* REQUIREMENTS *
Leave out the pictures and restate the rest of the data exactly.

* BEGIN MATERIAL SHOWN *

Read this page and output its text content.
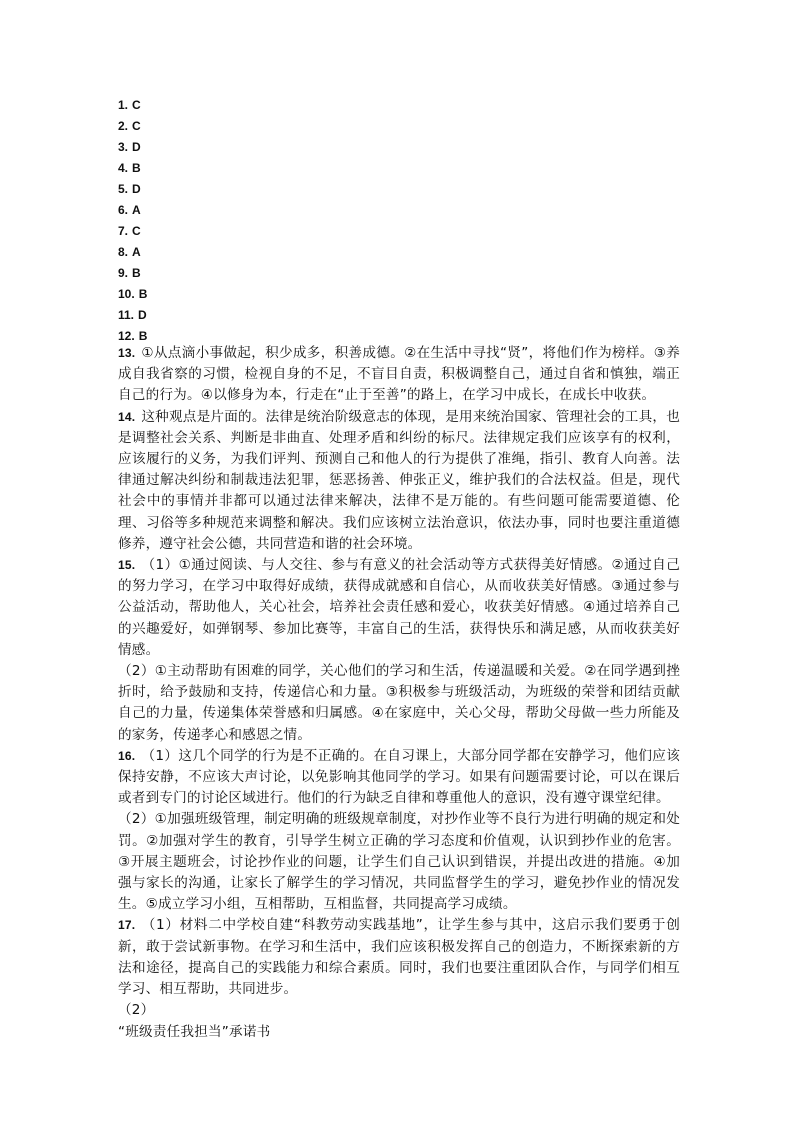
1. C
2. C
3. D
4. B
5. D
6. A
7. C
8. A
9. B
10. B
11. D
12. B
13. ①从点滴小事做起，积少成多，积善成德。②在生活中寻找“贤”，将他们作为榜样。③养成自我省察的习惯，检视自身的不足，不盲目自责，积极调整自己，通过自省和慎独，端正自己的行为。④以修身为本，行走在“止于至善”的路上，在学习中成长，在成长中收获。
14. 这种观点是片面的。法律是统治阶级意志的体现，是用来统治国家、管理社会的工具，也是调整社会关系、判断是非曲直、处理矛盾和纠纷的标尺。法律规定我们应该享有的权利，应该履行的义务，为我们评判、预测自己和他人的行为提供了准绳，指引、教育人向善。法律通过解决纠纷和制裁违法犯罪，惩恶扬善、伸张正义，维护我们的合法权益。但是，现代社会中的事情并非都可以通过法律来解决，法律不是万能的。有些问题可能需要道德、伦理、习俗等多种规范来调整和解决。我们应该树立法治意识，依法办事，同时也要注重道德修养，遵守社会公德，共同营造和谐的社会环境。
15. （1）①通过阅读、与人交往、参与有意义的社会活动等方式获得美好情感。②通过自己的努力学习，在学习中取得好成绩，获得成就感和自信心，从而收获美好情感。③通过参与公益活动，帮助他人，关心社会，培养社会责任感和爱心，收获美好情感。④通过培养自己的兴趣爱好，如弹钢琴、参加比赛等，丰富自己的生活，获得快乐和满足感，从而收获美好情感。
（2）①主动帮助有困难的同学，关心他们的学习和生活，传递温暖和关爱。②在同学遇到挫折时，给予鼓励和支持，传递信心和力量。③积极参与班级活动，为班级的荣誉和团结贡献自己的力量，传递集体荣誉感和归属感。④在家庭中，关心父母，帮助父母做一些力所能及的家务，传递孝心和感恩之情。
16. （1）这几个同学的行为是不正确的。在自习课上，大部分同学都在安静学习，他们应该保持安静，不应该大声讨论，以免影响其他同学的学习。如果有问题需要讨论，可以在课后或者到专门的讨论区域进行。他们的行为缺乏自律和尊重他人的意识，没有遵守课堂纪律。
（2）①加强班级管理，制定明确的班级规章制度，对抄作业等不良行为进行明确的规定和处罚。②加强对学生的教育，引导学生树立正确的学习态度和价值观，认识到抄作业的危害。③开展主题班会，讨论抄作业的问题，让学生们自己认识到错误，并提出改进的措施。④加强与家长的沟通，让家长了解学生的学习情况，共同监督学生的学习，避免抄作业的情况发生。⑤成立学习小组，互相帮助，互相监督，共同提高学习成绩。
17. （1）材料二中学校自建“科教劳动实践基地”，让学生参与其中，这启示我们要勇于创新，敢于尝试新事物。在学习和生活中，我们应该积极发挥自己的创造力，不断探索新的方法和途径，提高自己的实践能力和综合素质。同时，我们也要注重团队合作，与同学们相互学习、相互帮助，共同进步。
（2）
“班级责任我担当”承诺书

* END MATERIAL SHOWN *

* EXERCISE RESPONSE *
Read this page and output its text content.
1. C
2. C
3. D
4. B
5. D
6. A
7. C
8. A
9. B
10. B
11. D
12. B
13. ①从点滴小事做起，积少成多，积善成德。②在生活中寻找“贤”，将他们作为榜样。③养成自我省察的习惯，检视自身的不足，不盲目自责，积极调整自己，通过自省和慎独，端正自己的行为。④以修身为本，行走在“止于至善”的路上，在学习中成长，在成长中收获。
14. 这种观点是片面的。法律是统治阶级意志的体现，是用来统治国家、管理社会的工具，也是调整社会关系、判断是非曲直、处理矛盾和纠纷的标尺。法律规定我们应该享有的权利，应该履行的义务，为我们评判、预测自己和他人的行为提供了准绳，指引、教育人向善。法律通过解决纠纷和制裁违法犯罪，惩恶扬善、伸张正义，维护我们的合法权益。但是，现代社会中的事情并非都可以通过法律来解决，法律不是万能的。有些问题可能需要道德、伦理、习俗等多种规范来调整和解决。我们应该树立法治意识，依法办事，同时也要注重道德修养，遵守社会公德，共同营造和谐的社会环境。
15. （1）①通过阅读、与人交往、参与有意义的社会活动等方式获得美好情感。②通过自己的努力学习，在学习中取得好成绩，获得成就感和自信心，从而收获美好情感。③通过参与公益活动，帮助他人，关心社会，培养社会责任感和爱心，收获美好情感。④通过培养自己的兴趣爱好，如弹钢琴、参加比赛等，丰富自己的生活，获得快乐和满足感，从而收获美好情感。
（2）①主动帮助有困难的同学，关心他们的学习和生活，传递温暖和关爱。②在同学遇到挫折时，给予鼓励和支持，传递信心和力量。③积极参与班级活动，为班级的荣誉和团结贡献自己的力量，传递集体荣誉感和归属感。④在家庭中，关心父母，帮助父母做一些力所能及的家务，传递孝心和感恩之情。
16. （1）这几个同学的行为是不正确的。在自习课上，大部分同学都在安静学习，他们应该保持安静，不应该大声讨论，以免影响其他同学的学习。如果有问题需要讨论，可以在课后或者到专门的讨论区域进行。他们的行为缺乏自律和尊重他人的意识，没有遵守课堂纪律。
（2）①加强班级管理，制定明确的班级规章制度，对抄作业等不良行为进行明确的规定和处罚。②加强对学生的教育，引导学生树立正确的学习态度和价值观，认识到抄作业的危害。③开展主题班会，讨论抄作业的问题，让学生们自己认识到错误，并提出改进的措施。④加强与家长的沟通，让家长了解学生的学习情况，共同监督学生的学习，避免抄作业的情况发生。⑤成立学习小组，互相帮助，互相监督，共同提高学习成绩。
17. （1）材料二中学校自建“科教劳动实践基地”，让学生参与其中，这启示我们要勇于创新，敢于尝试新事物。在学习和生活中，我们应该积极发挥自己的创造力，不断探索新的方法和途径，提高自己的实践能力和综合素质。同时，我们也要注重团队合作，与同学们相互学习、相互帮助，共同进步。
（2）
“班级责任我担当”承诺书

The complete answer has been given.